[Input]
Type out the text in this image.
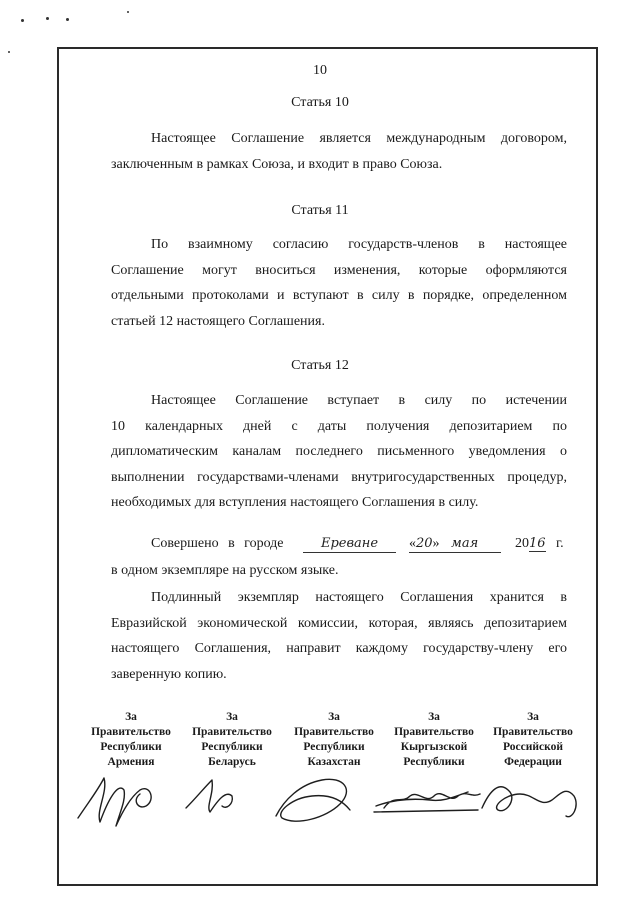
10
Статья 10
Настоящее Соглашение является международным договором,
заключенным в рамках Союза, и входит в право Союза.
Статья 11
По взаимному согласию государств-членов в настоящее
Соглашение могут вноситься изменения, которые оформляются
отдельными протоколами и вступают в силу в порядке, определенном
статьей 12 настоящего Соглашения.
Статья 12
Настоящее Соглашение вступает в силу по истечении
10 календарных дней с даты получения депозитарием по
дипломатическим каналам последнего письменного уведомления о
выполнении государствами-членами внутригосударственных процедур,
необходимых для вступления настоящего Соглашения в силу.
Совершено в городе	Ереване	«20» мая	2016 г.
в одном экземпляре на русском языке.
Подлинный экземпляр настоящего Соглашения хранится в
Евразийской экономической комиссии, которая, являясь депозитарием
настоящего Соглашения, направит каждому государству-члену его
заверенную копию.
За
Правительство
Республики
Армения
За
Правительство
Республики
Беларусь
За
Правительство
Республики
Казахстан
За
Правительство
Кыргызской
Республики
За
Правительство
Российской
Федерации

[Aim] In the records above, how many lines include the string "депозитарием"? Answer with only the number.

[Task answer] 2